Page extract Block Start

Struct declarations may list contract requirements in struct(...). This is shorthand for same-scope bare impl declarations:
const File = struct(Disposable) {
fn dispose(self: *Self) void {
}
}is equivalent to:
const File = struct {
fn dispose(self: *Self) void {
}
}
impl File as Disposable {
}Entries in struct(...) are private by default. pub Contract exports the implied impl:
pub const Buffer = struct(pub Sequence(u8)) {
}Entries must be fully applied semantic contracts. struct(...) is not a place for structural constraints or inline implementation bodies. See Structs and Methods.
Impl operation bodies do not have independent pub/priv visibility. The impl controls conformance visibility, and the contract controls the visible operation surface. A visible impl of a public contract exposes the operation through the contract; the operation body itself is not an inherent public method.
Implementation functions live in the contract implementation namespace. They are not ordinary inherent methods on the concrete type.
If a required operation is omitted from the implementation body, sema may fill it from a compatible inherent member on the implementing type:
const Buffer = struct {
fn len(self: *const Self) usize {
return self.used
}
}
impl Buffer as Sequence(f32) {
// `len` is filled from `Buffer.len` if compatible.
// Required dependency conformances such as Indexable(f32)
// must still be provided or visible.
}This implicit fill only happens inside an explicit semantic implementation. It is not structural conformance.

Page extract Block End
Data section Block Start

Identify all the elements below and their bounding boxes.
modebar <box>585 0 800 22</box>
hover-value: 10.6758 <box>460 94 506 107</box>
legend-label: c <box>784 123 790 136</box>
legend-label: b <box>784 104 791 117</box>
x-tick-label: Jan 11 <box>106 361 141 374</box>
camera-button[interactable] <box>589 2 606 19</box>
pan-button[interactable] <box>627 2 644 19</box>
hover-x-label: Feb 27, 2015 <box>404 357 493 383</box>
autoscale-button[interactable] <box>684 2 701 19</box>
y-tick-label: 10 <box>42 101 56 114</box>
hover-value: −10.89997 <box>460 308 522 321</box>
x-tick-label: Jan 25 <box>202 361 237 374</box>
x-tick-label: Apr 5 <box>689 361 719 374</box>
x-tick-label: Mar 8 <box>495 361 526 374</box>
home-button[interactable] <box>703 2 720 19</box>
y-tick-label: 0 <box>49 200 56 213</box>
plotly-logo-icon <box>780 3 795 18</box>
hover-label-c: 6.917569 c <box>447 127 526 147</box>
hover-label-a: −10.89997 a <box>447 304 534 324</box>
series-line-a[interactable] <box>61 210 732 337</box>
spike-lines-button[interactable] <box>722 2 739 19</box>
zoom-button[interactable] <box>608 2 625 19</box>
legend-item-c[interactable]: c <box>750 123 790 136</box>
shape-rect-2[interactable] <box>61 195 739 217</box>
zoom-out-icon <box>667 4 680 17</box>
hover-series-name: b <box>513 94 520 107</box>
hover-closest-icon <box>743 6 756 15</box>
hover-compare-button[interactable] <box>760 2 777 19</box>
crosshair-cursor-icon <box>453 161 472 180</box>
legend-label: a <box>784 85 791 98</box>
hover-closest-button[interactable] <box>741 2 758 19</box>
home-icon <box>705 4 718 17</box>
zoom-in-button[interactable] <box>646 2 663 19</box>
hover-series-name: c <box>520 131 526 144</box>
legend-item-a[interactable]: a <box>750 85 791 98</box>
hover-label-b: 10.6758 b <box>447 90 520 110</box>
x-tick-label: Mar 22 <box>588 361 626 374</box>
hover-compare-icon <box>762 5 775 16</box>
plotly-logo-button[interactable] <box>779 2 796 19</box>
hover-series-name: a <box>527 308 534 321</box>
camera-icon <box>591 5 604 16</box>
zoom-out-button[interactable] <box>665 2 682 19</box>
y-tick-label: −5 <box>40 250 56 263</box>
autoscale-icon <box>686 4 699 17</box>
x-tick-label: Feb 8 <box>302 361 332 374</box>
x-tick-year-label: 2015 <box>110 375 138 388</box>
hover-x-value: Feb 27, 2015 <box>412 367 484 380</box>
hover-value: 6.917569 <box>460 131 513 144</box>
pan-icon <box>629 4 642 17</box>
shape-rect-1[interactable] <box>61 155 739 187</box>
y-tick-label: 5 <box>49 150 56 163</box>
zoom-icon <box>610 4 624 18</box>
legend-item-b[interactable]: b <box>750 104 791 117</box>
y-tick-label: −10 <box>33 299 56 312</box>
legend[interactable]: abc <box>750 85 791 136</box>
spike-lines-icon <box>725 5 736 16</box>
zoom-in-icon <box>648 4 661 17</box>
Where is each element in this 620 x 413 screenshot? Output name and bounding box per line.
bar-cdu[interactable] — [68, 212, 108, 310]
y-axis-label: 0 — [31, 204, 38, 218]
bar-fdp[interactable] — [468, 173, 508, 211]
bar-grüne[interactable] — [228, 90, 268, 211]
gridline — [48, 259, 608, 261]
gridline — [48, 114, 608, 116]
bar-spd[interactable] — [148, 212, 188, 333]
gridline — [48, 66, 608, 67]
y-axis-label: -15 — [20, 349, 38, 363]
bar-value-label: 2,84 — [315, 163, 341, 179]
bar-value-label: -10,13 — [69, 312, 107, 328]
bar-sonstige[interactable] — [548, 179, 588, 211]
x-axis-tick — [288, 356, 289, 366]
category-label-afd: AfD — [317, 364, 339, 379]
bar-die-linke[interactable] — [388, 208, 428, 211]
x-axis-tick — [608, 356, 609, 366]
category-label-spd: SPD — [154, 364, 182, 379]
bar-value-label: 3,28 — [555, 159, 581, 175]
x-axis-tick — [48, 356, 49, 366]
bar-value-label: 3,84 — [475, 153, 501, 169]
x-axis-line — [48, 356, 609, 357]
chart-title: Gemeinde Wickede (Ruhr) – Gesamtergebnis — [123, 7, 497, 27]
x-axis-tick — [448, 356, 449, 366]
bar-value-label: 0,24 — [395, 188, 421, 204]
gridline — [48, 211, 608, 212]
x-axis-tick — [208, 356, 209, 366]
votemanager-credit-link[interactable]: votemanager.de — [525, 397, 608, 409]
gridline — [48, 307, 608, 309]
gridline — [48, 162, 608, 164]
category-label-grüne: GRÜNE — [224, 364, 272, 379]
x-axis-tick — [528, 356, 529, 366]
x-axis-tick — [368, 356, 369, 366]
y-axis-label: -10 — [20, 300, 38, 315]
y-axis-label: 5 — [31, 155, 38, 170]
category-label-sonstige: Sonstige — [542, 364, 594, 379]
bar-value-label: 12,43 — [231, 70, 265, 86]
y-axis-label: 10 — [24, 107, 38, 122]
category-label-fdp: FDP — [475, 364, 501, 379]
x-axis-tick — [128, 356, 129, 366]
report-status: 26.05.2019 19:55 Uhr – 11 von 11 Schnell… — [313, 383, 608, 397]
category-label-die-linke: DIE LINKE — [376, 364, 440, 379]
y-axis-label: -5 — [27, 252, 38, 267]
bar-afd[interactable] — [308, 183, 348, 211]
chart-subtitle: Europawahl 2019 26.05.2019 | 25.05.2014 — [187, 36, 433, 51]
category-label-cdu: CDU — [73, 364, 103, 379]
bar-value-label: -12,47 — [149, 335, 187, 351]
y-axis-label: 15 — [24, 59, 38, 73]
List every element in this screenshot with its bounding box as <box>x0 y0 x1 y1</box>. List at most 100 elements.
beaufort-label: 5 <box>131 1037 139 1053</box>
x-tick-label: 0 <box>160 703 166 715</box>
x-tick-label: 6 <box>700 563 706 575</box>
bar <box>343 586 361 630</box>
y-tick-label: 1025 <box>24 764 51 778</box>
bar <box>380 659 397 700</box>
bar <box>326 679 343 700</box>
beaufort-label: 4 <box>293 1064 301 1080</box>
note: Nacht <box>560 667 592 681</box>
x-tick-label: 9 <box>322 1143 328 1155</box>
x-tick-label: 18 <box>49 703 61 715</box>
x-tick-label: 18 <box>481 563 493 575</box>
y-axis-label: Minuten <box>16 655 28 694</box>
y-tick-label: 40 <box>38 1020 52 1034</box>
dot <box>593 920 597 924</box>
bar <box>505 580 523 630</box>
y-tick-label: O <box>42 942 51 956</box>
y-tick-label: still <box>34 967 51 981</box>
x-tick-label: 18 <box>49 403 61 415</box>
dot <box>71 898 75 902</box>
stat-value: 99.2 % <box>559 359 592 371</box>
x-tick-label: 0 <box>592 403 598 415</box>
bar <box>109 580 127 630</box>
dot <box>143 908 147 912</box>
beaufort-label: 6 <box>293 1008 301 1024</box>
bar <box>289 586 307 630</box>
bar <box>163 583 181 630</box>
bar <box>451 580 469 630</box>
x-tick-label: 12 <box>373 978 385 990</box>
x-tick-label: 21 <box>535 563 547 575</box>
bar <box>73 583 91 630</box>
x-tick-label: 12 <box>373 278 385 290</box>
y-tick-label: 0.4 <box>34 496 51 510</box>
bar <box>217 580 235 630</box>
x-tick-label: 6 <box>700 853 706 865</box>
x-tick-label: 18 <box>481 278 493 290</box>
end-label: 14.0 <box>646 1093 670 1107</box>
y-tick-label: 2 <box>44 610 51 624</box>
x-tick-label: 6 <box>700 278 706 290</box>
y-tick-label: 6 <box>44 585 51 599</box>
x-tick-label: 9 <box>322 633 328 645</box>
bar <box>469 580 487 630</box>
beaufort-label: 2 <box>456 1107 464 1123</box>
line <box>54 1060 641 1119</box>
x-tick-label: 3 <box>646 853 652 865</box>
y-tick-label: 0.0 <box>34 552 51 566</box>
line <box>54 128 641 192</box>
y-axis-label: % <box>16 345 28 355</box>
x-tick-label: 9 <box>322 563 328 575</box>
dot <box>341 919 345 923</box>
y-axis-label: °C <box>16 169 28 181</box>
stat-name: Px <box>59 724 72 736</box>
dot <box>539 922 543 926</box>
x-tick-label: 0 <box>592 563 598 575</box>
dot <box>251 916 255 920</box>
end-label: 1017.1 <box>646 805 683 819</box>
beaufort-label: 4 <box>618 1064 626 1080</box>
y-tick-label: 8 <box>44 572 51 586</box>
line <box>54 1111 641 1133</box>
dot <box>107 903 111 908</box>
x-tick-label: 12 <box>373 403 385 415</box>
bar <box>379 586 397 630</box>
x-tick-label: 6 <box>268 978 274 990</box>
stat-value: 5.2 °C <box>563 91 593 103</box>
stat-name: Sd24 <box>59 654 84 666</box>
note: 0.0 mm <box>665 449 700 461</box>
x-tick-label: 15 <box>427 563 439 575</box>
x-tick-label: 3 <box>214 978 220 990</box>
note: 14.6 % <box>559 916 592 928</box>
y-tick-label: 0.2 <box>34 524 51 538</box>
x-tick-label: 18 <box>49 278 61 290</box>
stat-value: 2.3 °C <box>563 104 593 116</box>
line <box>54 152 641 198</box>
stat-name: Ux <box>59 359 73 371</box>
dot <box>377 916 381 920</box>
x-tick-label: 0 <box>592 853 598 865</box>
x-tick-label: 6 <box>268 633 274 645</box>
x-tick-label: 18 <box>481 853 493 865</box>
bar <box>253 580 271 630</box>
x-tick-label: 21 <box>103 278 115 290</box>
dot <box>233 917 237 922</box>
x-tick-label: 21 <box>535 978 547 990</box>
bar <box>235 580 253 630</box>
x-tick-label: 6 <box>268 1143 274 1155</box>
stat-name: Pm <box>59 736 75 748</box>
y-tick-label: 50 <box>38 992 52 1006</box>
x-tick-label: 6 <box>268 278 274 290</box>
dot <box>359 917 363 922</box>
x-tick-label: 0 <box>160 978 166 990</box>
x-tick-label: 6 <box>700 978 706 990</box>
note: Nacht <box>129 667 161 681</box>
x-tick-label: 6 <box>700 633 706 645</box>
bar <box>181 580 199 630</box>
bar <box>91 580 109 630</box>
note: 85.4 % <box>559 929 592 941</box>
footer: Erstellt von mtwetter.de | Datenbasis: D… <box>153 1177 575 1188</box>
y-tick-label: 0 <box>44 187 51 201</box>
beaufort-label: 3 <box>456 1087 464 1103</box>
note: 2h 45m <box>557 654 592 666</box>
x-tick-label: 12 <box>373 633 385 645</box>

Data section Block End

Tasks to perform
(1) Reproduce the contract excerpt word for word, starting at "If a required" and ending at "such as Indexable(f32)".
(2) Answer these questions from the contract excerpt:
(a) What visibility do entries in struct(...) have by default?
(b) In what namespace do implementation functions live?
(c) When a required operation is left out of an implementation body, what may sema fill it from?
(3) List every contract named in the code samples of the contract excerpt, including the comments, with its type argument where one is given.
The records above come from a separate source and have no connection to the contract excerpt.

Solutions
(1)
If a required operation is omitted from the implementation body, sema may fill it from a compatible inherent member on the implementing type:
const Buffer = struct {
fn len(self: *const Self) usize {
return self.used
}
}
impl Buffer as Sequence(f32) {
// `len` is filled from `Buffer.len` if compatible.
// Required dependency conformances such as Indexable(f32)

(2)
(a) They are private by default.
(b) They live in the contract implementation namespace.
(c) From a compatible inherent member on the implementing type.

(3)
- Disposable
- Sequence(u8)
- Sequence(f32)
- Indexable(f32)